• WRITTEN EXERCISE
Return all of the entries word for word, but omit the pictures they contain.

• STORED RECORDS
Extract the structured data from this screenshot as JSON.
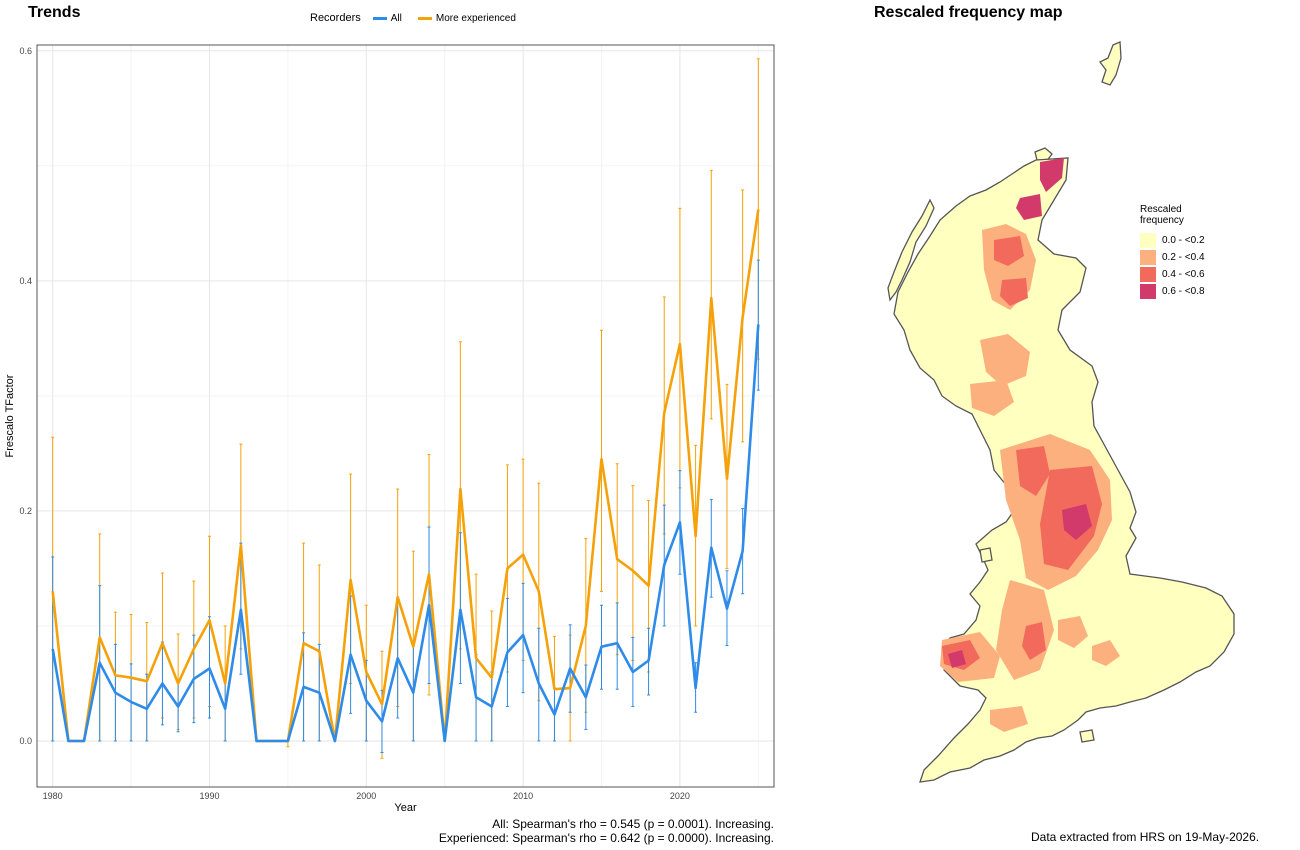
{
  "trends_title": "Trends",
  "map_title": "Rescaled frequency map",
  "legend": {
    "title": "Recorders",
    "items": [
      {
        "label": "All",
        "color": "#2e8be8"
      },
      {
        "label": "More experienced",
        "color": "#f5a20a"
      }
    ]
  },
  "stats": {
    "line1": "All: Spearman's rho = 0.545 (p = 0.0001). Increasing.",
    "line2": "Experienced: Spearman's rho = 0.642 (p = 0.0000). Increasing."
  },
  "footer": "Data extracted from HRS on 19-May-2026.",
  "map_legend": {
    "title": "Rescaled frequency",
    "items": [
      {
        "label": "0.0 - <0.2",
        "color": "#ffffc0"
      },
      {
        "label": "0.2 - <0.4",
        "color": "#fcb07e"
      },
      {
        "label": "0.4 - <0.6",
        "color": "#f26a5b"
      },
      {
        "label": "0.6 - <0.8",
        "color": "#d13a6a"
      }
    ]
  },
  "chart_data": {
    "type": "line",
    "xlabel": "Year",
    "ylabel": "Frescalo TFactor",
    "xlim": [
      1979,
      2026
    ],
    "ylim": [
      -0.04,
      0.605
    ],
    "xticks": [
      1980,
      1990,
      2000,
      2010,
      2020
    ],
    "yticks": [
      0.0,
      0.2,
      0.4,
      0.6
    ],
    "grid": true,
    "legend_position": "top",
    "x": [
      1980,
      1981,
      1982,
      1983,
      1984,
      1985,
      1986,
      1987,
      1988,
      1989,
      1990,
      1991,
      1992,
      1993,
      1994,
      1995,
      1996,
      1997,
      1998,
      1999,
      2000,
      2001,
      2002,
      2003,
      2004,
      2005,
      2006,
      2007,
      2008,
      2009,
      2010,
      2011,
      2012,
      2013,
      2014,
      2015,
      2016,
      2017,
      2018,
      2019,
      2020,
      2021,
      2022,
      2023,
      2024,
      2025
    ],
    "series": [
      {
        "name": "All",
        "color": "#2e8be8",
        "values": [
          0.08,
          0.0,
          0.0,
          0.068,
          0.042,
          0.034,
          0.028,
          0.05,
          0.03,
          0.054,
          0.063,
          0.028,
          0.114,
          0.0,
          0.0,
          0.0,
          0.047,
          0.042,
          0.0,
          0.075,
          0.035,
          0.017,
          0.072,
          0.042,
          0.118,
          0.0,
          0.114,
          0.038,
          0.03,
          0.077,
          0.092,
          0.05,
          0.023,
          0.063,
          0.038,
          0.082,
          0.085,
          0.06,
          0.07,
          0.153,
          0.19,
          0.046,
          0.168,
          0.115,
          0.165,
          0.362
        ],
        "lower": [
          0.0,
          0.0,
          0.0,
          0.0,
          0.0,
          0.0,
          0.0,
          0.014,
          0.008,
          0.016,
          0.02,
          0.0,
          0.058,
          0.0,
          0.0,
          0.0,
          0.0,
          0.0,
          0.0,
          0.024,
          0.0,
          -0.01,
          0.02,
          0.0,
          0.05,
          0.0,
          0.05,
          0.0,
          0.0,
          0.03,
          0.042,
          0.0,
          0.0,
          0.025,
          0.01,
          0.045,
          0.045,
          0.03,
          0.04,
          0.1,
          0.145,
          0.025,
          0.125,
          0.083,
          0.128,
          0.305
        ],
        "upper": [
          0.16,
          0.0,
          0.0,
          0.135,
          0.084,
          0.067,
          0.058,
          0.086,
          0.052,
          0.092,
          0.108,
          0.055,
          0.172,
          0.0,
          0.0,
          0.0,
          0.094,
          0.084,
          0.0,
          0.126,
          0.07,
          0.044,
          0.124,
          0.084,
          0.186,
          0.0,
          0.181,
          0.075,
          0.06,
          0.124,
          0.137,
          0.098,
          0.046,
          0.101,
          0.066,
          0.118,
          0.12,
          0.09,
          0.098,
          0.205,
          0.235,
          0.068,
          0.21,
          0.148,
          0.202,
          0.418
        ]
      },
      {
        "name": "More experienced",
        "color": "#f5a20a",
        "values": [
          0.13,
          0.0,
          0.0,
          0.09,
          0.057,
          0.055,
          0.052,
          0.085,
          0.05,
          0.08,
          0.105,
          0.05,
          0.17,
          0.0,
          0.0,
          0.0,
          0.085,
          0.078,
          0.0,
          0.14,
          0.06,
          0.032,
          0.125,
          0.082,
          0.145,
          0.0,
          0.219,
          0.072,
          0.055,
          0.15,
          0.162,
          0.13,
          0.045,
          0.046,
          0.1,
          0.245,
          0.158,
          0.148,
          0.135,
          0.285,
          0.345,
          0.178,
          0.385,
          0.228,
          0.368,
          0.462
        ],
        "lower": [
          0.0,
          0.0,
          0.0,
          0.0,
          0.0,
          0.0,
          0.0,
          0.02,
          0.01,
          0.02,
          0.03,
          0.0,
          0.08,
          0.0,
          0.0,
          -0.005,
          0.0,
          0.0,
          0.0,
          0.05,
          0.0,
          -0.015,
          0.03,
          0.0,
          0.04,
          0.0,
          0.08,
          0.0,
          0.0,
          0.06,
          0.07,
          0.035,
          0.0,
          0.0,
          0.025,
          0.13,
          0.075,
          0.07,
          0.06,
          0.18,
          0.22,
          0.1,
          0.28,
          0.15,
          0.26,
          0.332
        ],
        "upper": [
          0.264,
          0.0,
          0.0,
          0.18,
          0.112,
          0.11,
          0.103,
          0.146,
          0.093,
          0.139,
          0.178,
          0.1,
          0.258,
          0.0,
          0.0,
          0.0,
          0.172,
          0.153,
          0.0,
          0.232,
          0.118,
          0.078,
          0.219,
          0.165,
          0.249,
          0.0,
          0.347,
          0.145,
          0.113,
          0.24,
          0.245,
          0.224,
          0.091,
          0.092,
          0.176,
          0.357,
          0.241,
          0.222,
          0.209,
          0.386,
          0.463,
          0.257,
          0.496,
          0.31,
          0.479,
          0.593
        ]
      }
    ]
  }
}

• WORKED SOLUTION
Extract the structured data from this screenshot as JSON.
{
  "trends_title": "Trends",
  "map_title": "Rescaled frequency map",
  "legend": {
    "title": "Recorders",
    "items": [
      {
        "label": "All",
        "color": "#2e8be8"
      },
      {
        "label": "More experienced",
        "color": "#f5a20a"
      }
    ]
  },
  "stats": {
    "line1": "All: Spearman's rho = 0.545 (p = 0.0001). Increasing.",
    "line2": "Experienced: Spearman's rho = 0.642 (p = 0.0000). Increasing."
  },
  "footer": "Data extracted from HRS on 19-May-2026.",
  "map_legend": {
    "title": "Rescaled frequency",
    "items": [
      {
        "label": "0.0 - <0.2",
        "color": "#ffffc0"
      },
      {
        "label": "0.2 - <0.4",
        "color": "#fcb07e"
      },
      {
        "label": "0.4 - <0.6",
        "color": "#f26a5b"
      },
      {
        "label": "0.6 - <0.8",
        "color": "#d13a6a"
      }
    ]
  },
  "chart_data": {
    "type": "line",
    "xlabel": "Year",
    "ylabel": "Frescalo TFactor",
    "xlim": [
      1979,
      2026
    ],
    "ylim": [
      -0.04,
      0.605
    ],
    "xticks": [
      1980,
      1990,
      2000,
      2010,
      2020
    ],
    "yticks": [
      0.0,
      0.2,
      0.4,
      0.6
    ],
    "grid": true,
    "legend_position": "top",
    "x": [
      1980,
      1981,
      1982,
      1983,
      1984,
      1985,
      1986,
      1987,
      1988,
      1989,
      1990,
      1991,
      1992,
      1993,
      1994,
      1995,
      1996,
      1997,
      1998,
      1999,
      2000,
      2001,
      2002,
      2003,
      2004,
      2005,
      2006,
      2007,
      2008,
      2009,
      2010,
      2011,
      2012,
      2013,
      2014,
      2015,
      2016,
      2017,
      2018,
      2019,
      2020,
      2021,
      2022,
      2023,
      2024,
      2025
    ],
    "series": [
      {
        "name": "All",
        "color": "#2e8be8",
        "values": [
          0.08,
          0.0,
          0.0,
          0.068,
          0.042,
          0.034,
          0.028,
          0.05,
          0.03,
          0.054,
          0.063,
          0.028,
          0.114,
          0.0,
          0.0,
          0.0,
          0.047,
          0.042,
          0.0,
          0.075,
          0.035,
          0.017,
          0.072,
          0.042,
          0.118,
          0.0,
          0.114,
          0.038,
          0.03,
          0.077,
          0.092,
          0.05,
          0.023,
          0.063,
          0.038,
          0.082,
          0.085,
          0.06,
          0.07,
          0.153,
          0.19,
          0.046,
          0.168,
          0.115,
          0.165,
          0.362
        ],
        "lower": [
          0.0,
          0.0,
          0.0,
          0.0,
          0.0,
          0.0,
          0.0,
          0.014,
          0.008,
          0.016,
          0.02,
          0.0,
          0.058,
          0.0,
          0.0,
          0.0,
          0.0,
          0.0,
          0.0,
          0.024,
          0.0,
          -0.01,
          0.02,
          0.0,
          0.05,
          0.0,
          0.05,
          0.0,
          0.0,
          0.03,
          0.042,
          0.0,
          0.0,
          0.025,
          0.01,
          0.045,
          0.045,
          0.03,
          0.04,
          0.1,
          0.145,
          0.025,
          0.125,
          0.083,
          0.128,
          0.305
        ],
        "upper": [
          0.16,
          0.0,
          0.0,
          0.135,
          0.084,
          0.067,
          0.058,
          0.086,
          0.052,
          0.092,
          0.108,
          0.055,
          0.172,
          0.0,
          0.0,
          0.0,
          0.094,
          0.084,
          0.0,
          0.126,
          0.07,
          0.044,
          0.124,
          0.084,
          0.186,
          0.0,
          0.181,
          0.075,
          0.06,
          0.124,
          0.137,
          0.098,
          0.046,
          0.101,
          0.066,
          0.118,
          0.12,
          0.09,
          0.098,
          0.205,
          0.235,
          0.068,
          0.21,
          0.148,
          0.202,
          0.418
        ]
      },
      {
        "name": "More experienced",
        "color": "#f5a20a",
        "values": [
          0.13,
          0.0,
          0.0,
          0.09,
          0.057,
          0.055,
          0.052,
          0.085,
          0.05,
          0.08,
          0.105,
          0.05,
          0.17,
          0.0,
          0.0,
          0.0,
          0.085,
          0.078,
          0.0,
          0.14,
          0.06,
          0.032,
          0.125,
          0.082,
          0.145,
          0.0,
          0.219,
          0.072,
          0.055,
          0.15,
          0.162,
          0.13,
          0.045,
          0.046,
          0.1,
          0.245,
          0.158,
          0.148,
          0.135,
          0.285,
          0.345,
          0.178,
          0.385,
          0.228,
          0.368,
          0.462
        ],
        "lower": [
          0.0,
          0.0,
          0.0,
          0.0,
          0.0,
          0.0,
          0.0,
          0.02,
          0.01,
          0.02,
          0.03,
          0.0,
          0.08,
          0.0,
          0.0,
          -0.005,
          0.0,
          0.0,
          0.0,
          0.05,
          0.0,
          -0.015,
          0.03,
          0.0,
          0.04,
          0.0,
          0.08,
          0.0,
          0.0,
          0.06,
          0.07,
          0.035,
          0.0,
          0.0,
          0.025,
          0.13,
          0.075,
          0.07,
          0.06,
          0.18,
          0.22,
          0.1,
          0.28,
          0.15,
          0.26,
          0.332
        ],
        "upper": [
          0.264,
          0.0,
          0.0,
          0.18,
          0.112,
          0.11,
          0.103,
          0.146,
          0.093,
          0.139,
          0.178,
          0.1,
          0.258,
          0.0,
          0.0,
          0.0,
          0.172,
          0.153,
          0.0,
          0.232,
          0.118,
          0.078,
          0.219,
          0.165,
          0.249,
          0.0,
          0.347,
          0.145,
          0.113,
          0.24,
          0.245,
          0.224,
          0.091,
          0.092,
          0.176,
          0.357,
          0.241,
          0.222,
          0.209,
          0.386,
          0.463,
          0.257,
          0.496,
          0.31,
          0.479,
          0.593
        ]
      }
    ]
  }
}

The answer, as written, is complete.